— Entries provided —
%%

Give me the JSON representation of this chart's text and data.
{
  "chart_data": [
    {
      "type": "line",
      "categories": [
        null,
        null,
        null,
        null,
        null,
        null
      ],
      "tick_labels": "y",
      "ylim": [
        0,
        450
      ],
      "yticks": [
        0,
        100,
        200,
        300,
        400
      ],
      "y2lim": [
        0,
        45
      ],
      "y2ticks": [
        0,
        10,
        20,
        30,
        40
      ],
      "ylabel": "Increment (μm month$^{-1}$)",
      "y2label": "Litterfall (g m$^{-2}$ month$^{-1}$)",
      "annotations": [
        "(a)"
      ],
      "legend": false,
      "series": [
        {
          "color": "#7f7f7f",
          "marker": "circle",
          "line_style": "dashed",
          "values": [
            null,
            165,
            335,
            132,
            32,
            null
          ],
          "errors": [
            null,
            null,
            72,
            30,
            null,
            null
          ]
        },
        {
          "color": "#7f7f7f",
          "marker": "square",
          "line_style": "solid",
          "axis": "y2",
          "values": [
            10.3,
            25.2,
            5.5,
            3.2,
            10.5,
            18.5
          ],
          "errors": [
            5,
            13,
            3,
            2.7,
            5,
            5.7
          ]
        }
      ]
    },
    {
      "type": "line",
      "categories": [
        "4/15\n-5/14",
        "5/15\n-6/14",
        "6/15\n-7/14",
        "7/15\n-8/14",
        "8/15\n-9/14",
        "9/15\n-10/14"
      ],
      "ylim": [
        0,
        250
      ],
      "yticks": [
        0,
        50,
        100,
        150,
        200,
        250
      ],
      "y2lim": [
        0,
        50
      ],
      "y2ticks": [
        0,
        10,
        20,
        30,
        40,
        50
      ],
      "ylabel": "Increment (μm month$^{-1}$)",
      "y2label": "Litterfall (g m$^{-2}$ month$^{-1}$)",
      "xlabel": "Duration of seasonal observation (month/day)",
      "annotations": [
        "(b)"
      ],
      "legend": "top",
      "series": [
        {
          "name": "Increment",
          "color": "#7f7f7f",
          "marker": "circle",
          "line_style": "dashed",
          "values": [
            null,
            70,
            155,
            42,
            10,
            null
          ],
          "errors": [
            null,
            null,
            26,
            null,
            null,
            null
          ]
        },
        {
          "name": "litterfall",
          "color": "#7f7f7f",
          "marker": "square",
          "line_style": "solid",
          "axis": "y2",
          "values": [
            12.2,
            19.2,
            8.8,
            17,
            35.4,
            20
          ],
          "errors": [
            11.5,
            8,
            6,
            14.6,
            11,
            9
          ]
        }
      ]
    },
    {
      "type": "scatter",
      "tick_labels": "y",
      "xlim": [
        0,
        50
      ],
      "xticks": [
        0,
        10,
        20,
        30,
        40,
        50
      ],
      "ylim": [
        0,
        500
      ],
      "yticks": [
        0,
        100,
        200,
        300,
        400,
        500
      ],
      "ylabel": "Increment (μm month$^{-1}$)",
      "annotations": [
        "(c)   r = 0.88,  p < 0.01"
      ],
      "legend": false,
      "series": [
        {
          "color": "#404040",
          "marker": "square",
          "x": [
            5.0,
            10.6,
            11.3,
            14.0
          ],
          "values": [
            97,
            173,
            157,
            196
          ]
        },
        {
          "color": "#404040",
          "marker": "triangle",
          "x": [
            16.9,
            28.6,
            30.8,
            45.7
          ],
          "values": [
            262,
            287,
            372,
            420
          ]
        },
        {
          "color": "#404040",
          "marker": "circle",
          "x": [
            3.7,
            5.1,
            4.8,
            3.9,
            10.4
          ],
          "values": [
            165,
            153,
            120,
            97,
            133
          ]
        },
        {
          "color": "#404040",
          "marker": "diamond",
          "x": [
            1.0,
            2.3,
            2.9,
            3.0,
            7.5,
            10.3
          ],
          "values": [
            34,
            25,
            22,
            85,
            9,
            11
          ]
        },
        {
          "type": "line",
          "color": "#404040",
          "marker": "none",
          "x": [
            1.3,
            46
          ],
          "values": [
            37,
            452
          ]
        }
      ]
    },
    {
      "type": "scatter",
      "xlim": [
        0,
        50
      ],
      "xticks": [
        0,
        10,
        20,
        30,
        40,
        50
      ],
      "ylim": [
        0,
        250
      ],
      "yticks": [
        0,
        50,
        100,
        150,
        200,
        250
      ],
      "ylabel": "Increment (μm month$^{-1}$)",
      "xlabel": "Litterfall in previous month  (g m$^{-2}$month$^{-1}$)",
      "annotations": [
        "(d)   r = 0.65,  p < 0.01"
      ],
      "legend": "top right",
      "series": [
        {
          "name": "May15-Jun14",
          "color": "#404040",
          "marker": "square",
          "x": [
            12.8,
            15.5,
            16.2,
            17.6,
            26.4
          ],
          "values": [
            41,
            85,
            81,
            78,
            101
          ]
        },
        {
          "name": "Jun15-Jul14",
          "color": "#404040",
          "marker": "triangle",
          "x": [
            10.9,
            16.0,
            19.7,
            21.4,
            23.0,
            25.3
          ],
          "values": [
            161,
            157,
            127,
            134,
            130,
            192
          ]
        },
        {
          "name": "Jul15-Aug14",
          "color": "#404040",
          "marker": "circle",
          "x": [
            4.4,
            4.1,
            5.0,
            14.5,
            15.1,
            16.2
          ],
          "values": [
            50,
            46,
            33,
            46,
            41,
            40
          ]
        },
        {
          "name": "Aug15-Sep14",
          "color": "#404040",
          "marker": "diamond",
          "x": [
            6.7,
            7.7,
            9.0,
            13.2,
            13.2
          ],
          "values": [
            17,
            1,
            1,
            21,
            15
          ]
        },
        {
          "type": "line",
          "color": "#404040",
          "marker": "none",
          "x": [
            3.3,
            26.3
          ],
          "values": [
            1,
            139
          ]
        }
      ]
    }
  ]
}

%%

Reproduce each entry word for word.

— Task solution —
Give me the JSON representation of this chart's text and data.
{
  "chart_data": [
    {
      "type": "line",
      "categories": [
        null,
        null,
        null,
        null,
        null,
        null
      ],
      "tick_labels": "y",
      "ylim": [
        0,
        450
      ],
      "yticks": [
        0,
        100,
        200,
        300,
        400
      ],
      "y2lim": [
        0,
        45
      ],
      "y2ticks": [
        0,
        10,
        20,
        30,
        40
      ],
      "ylabel": "Increment (μm month$^{-1}$)",
      "y2label": "Litterfall (g m$^{-2}$ month$^{-1}$)",
      "annotations": [
        "(a)"
      ],
      "legend": false,
      "series": [
        {
          "color": "#7f7f7f",
          "marker": "circle",
          "line_style": "dashed",
          "values": [
            null,
            165,
            335,
            132,
            32,
            null
          ],
          "errors": [
            null,
            null,
            72,
            30,
            null,
            null
          ]
        },
        {
          "color": "#7f7f7f",
          "marker": "square",
          "line_style": "solid",
          "axis": "y2",
          "values": [
            10.3,
            25.2,
            5.5,
            3.2,
            10.5,
            18.5
          ],
          "errors": [
            5,
            13,
            3,
            2.7,
            5,
            5.7
          ]
        }
      ]
    },
    {
      "type": "line",
      "categories": [
        "4/15\n-5/14",
        "5/15\n-6/14",
        "6/15\n-7/14",
        "7/15\n-8/14",
        "8/15\n-9/14",
        "9/15\n-10/14"
      ],
      "ylim": [
        0,
        250
      ],
      "yticks": [
        0,
        50,
        100,
        150,
        200,
        250
      ],
      "y2lim": [
        0,
        50
      ],
      "y2ticks": [
        0,
        10,
        20,
        30,
        40,
        50
      ],
      "ylabel": "Increment (μm month$^{-1}$)",
      "y2label": "Litterfall (g m$^{-2}$ month$^{-1}$)",
      "xlabel": "Duration of seasonal observation (month/day)",
      "annotations": [
        "(b)"
      ],
      "legend": "top",
      "series": [
        {
          "name": "Increment",
          "color": "#7f7f7f",
          "marker": "circle",
          "line_style": "dashed",
          "values": [
            null,
            70,
            155,
            42,
            10,
            null
          ],
          "errors": [
            null,
            null,
            26,
            null,
            null,
            null
          ]
        },
        {
          "name": "litterfall",
          "color": "#7f7f7f",
          "marker": "square",
          "line_style": "solid",
          "axis": "y2",
          "values": [
            12.2,
            19.2,
            8.8,
            17,
            35.4,
            20
          ],
          "errors": [
            11.5,
            8,
            6,
            14.6,
            11,
            9
          ]
        }
      ]
    },
    {
      "type": "scatter",
      "tick_labels": "y",
      "xlim": [
        0,
        50
      ],
      "xticks": [
        0,
        10,
        20,
        30,
        40,
        50
      ],
      "ylim": [
        0,
        500
      ],
      "yticks": [
        0,
        100,
        200,
        300,
        400,
        500
      ],
      "ylabel": "Increment (μm month$^{-1}$)",
      "annotations": [
        "(c)   r = 0.88,  p < 0.01"
      ],
      "legend": false,
      "series": [
        {
          "color": "#404040",
          "marker": "square",
          "x": [
            5.0,
            10.6,
            11.3,
            14.0
          ],
          "values": [
            97,
            173,
            157,
            196
          ]
        },
        {
          "color": "#404040",
          "marker": "triangle",
          "x": [
            16.9,
            28.6,
            30.8,
            45.7
          ],
          "values": [
            262,
            287,
            372,
            420
          ]
        },
        {
          "color": "#404040",
          "marker": "circle",
          "x": [
            3.7,
            5.1,
            4.8,
            3.9,
            10.4
          ],
          "values": [
            165,
            153,
            120,
            97,
            133
          ]
        },
        {
          "color": "#404040",
          "marker": "diamond",
          "x": [
            1.0,
            2.3,
            2.9,
            3.0,
            7.5,
            10.3
          ],
          "values": [
            34,
            25,
            22,
            85,
            9,
            11
          ]
        },
        {
          "type": "line",
          "color": "#404040",
          "marker": "none",
          "x": [
            1.3,
            46
          ],
          "values": [
            37,
            452
          ]
        }
      ]
    },
    {
      "type": "scatter",
      "xlim": [
        0,
        50
      ],
      "xticks": [
        0,
        10,
        20,
        30,
        40,
        50
      ],
      "ylim": [
        0,
        250
      ],
      "yticks": [
        0,
        50,
        100,
        150,
        200,
        250
      ],
      "ylabel": "Increment (μm month$^{-1}$)",
      "xlabel": "Litterfall in previous month  (g m$^{-2}$month$^{-1}$)",
      "annotations": [
        "(d)   r = 0.65,  p < 0.01"
      ],
      "legend": "top right",
      "series": [
        {
          "name": "May15-Jun14",
          "color": "#404040",
          "marker": "square",
          "x": [
            12.8,
            15.5,
            16.2,
            17.6,
            26.4
          ],
          "values": [
            41,
            85,
            81,
            78,
            101
          ]
        },
        {
          "name": "Jun15-Jul14",
          "color": "#404040",
          "marker": "triangle",
          "x": [
            10.9,
            16.0,
            19.7,
            21.4,
            23.0,
            25.3
          ],
          "values": [
            161,
            157,
            127,
            134,
            130,
            192
          ]
        },
        {
          "name": "Jul15-Aug14",
          "color": "#404040",
          "marker": "circle",
          "x": [
            4.4,
            4.1,
            5.0,
            14.5,
            15.1,
            16.2
          ],
          "values": [
            50,
            46,
            33,
            46,
            41,
            40
          ]
        },
        {
          "name": "Aug15-Sep14",
          "color": "#404040",
          "marker": "diamond",
          "x": [
            6.7,
            7.7,
            9.0,
            13.2,
            13.2
          ],
          "values": [
            17,
            1,
            1,
            21,
            15
          ]
        },
        {
          "type": "line",
          "color": "#404040",
          "marker": "none",
          "x": [
            3.3,
            26.3
          ],
          "values": [
            1,
            139
          ]
        }
      ]
    }
  ]
}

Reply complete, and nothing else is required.